» **PROBLEM REQUIREMENTS**:
Can you retype every line below, from the first one through the one containing "bar (754, 369, 833, 380)", with both of those included and nothing changed?

» **DATA PROVIDED**:
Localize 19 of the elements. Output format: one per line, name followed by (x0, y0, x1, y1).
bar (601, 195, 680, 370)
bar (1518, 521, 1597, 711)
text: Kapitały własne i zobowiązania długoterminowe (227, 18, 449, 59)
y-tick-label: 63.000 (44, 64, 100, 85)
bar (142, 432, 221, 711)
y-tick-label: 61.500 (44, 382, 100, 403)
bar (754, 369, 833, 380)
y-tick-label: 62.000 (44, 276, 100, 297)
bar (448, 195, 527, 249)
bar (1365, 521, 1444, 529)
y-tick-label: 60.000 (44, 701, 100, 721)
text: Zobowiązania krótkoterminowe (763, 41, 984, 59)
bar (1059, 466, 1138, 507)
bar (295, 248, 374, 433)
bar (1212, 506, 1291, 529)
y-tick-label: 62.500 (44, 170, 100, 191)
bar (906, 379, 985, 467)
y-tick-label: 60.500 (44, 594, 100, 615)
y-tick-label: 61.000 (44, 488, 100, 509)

» **FINISHED ANSWER**:
Localize 19 of the elements. Output format: one per line, name followed by (x0, y0, x1, y1).
bar (601, 195, 680, 370)
bar (1518, 521, 1597, 711)
text: Kapitały własne i zobowiązania długoterminowe (227, 18, 449, 59)
y-tick-label: 63.000 (44, 64, 100, 85)
bar (142, 432, 221, 711)
y-tick-label: 61.500 (44, 382, 100, 403)
bar (754, 369, 833, 380)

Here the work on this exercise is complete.